- [EXERCISE AIM]:
Below are some entries. Copy each line that holds the string "type".

- [SOURCE DATA]:
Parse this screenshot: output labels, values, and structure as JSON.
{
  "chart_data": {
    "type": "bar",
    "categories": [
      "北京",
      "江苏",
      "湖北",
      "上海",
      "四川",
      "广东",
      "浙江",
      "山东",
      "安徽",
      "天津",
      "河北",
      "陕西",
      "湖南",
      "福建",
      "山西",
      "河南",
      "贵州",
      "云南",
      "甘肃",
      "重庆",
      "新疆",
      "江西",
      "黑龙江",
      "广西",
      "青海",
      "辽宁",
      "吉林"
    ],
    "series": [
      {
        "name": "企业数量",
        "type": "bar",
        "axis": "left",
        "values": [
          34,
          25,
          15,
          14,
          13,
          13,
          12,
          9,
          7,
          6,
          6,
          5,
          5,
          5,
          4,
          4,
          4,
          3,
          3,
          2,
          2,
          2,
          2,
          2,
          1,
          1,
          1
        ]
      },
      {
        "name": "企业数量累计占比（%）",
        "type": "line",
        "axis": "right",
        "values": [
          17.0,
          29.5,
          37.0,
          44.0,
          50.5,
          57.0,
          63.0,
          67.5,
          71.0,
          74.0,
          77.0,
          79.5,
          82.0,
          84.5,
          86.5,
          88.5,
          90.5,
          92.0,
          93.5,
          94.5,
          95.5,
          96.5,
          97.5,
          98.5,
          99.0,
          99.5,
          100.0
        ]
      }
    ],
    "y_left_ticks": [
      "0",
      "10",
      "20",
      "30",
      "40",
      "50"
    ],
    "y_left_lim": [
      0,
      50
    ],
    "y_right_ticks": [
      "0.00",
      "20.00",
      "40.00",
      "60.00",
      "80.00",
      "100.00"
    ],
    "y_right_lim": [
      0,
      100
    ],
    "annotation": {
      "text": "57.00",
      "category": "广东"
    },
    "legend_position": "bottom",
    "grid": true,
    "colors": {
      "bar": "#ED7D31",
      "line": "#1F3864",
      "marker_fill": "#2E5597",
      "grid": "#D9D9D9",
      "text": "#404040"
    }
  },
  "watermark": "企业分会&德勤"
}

...

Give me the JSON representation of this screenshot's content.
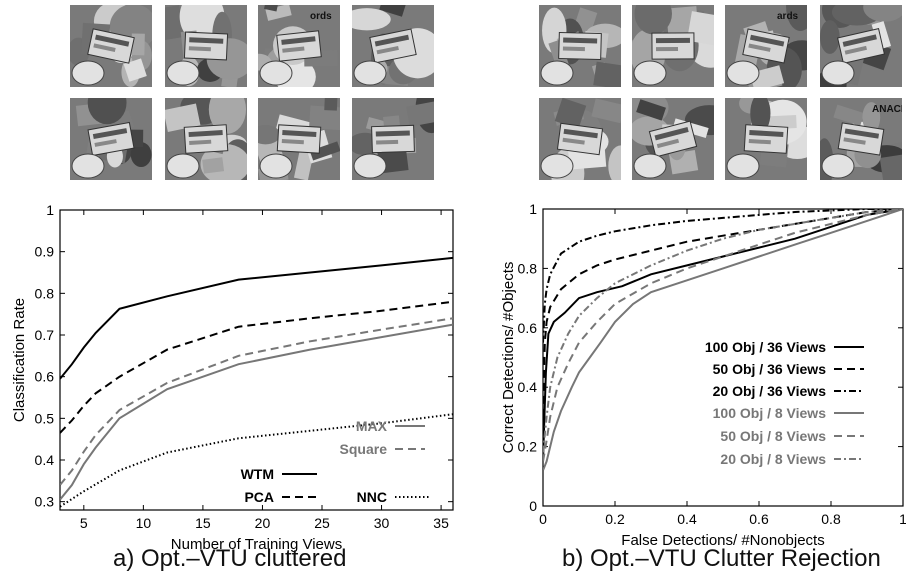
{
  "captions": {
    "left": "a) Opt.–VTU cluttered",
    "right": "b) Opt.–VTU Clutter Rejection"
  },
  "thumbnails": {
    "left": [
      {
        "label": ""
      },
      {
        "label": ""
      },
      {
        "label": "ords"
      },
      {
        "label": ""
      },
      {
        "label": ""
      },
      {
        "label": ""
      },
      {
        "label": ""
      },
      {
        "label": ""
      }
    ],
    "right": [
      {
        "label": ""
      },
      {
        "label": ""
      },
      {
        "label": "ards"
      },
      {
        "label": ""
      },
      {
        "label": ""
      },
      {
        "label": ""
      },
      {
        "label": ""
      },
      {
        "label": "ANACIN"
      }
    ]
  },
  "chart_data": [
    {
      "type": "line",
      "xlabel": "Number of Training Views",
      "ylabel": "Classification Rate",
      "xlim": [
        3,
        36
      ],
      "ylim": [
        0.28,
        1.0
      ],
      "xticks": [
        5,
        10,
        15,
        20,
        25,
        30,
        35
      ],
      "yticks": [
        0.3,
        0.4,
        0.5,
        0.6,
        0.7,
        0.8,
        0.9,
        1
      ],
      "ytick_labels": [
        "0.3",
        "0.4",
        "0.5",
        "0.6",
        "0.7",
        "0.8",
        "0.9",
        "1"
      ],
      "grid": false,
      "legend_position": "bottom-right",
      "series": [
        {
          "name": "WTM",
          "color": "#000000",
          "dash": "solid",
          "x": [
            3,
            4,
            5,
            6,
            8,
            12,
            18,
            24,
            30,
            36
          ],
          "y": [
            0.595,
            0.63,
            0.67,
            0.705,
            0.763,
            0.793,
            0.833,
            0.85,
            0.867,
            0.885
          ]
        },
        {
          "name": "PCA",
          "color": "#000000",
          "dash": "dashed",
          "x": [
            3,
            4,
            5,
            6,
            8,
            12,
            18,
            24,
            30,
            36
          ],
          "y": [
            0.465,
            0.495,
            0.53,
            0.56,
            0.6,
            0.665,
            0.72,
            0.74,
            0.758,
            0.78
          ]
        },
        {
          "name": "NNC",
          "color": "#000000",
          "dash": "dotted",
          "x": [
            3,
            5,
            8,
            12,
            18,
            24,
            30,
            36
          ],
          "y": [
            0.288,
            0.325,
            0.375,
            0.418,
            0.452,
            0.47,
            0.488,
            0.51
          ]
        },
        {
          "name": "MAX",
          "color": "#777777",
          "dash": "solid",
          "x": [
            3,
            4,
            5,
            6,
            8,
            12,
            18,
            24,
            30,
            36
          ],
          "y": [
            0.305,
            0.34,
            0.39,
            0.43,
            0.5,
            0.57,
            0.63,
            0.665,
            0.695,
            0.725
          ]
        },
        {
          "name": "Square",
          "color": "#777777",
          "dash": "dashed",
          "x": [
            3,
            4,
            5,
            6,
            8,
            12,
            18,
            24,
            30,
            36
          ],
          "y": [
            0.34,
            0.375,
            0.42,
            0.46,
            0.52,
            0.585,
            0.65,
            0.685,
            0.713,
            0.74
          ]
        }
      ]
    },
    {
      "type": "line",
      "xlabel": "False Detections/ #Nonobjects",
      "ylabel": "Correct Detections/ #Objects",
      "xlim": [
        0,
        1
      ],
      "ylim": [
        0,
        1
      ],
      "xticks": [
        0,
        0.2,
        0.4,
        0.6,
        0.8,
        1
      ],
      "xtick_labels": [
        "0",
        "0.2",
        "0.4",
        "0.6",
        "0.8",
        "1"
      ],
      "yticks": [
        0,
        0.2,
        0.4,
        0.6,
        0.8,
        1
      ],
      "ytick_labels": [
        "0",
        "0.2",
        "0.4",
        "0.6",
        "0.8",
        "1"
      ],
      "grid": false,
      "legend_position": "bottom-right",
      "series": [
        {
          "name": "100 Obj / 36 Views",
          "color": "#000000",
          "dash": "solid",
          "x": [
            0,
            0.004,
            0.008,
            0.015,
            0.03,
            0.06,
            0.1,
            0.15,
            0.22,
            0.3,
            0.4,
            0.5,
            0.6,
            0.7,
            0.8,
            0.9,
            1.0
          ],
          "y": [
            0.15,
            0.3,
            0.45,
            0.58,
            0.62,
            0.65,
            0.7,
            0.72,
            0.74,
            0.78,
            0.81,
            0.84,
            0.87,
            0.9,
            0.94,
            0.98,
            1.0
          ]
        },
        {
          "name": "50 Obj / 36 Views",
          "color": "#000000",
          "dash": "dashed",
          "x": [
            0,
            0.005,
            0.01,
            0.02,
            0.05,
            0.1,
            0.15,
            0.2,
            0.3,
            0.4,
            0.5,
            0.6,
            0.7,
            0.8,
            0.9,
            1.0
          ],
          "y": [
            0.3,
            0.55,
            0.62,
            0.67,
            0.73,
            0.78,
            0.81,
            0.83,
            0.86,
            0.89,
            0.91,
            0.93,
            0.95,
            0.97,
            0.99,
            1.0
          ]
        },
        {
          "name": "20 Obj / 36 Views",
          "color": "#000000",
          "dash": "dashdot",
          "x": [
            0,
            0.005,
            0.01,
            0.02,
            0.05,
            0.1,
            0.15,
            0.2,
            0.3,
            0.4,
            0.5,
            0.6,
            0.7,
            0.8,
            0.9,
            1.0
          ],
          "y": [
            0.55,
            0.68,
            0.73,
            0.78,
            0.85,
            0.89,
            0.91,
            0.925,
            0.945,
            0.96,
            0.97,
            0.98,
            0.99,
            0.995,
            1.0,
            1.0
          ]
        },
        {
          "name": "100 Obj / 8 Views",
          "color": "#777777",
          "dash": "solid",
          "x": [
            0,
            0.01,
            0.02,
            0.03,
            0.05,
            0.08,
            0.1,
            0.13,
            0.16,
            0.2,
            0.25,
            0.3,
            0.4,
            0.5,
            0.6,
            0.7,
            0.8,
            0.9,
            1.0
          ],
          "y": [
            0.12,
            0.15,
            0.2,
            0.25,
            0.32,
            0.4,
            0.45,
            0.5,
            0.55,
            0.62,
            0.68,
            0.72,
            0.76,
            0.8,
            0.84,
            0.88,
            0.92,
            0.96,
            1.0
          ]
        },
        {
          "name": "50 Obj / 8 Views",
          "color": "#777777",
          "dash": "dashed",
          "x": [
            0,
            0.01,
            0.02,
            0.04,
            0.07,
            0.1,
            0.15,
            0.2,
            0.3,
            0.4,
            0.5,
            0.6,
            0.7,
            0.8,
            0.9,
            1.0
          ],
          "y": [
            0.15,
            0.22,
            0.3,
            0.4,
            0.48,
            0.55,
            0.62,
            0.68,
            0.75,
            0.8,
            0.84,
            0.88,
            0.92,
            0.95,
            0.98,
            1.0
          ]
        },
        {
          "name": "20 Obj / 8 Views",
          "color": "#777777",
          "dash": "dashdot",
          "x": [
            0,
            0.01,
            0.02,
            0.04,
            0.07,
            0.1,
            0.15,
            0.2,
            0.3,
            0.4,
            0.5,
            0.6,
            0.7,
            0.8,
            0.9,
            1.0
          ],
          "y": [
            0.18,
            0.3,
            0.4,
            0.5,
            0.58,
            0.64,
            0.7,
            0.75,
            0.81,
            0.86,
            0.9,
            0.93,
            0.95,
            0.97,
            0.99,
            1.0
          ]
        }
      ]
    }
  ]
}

- [RESPONSE FOR THIS EXERCISE]:
    "type": "bar",
        "type": "bar",
        "type": "line",
      "type": "line",
      "type": "line",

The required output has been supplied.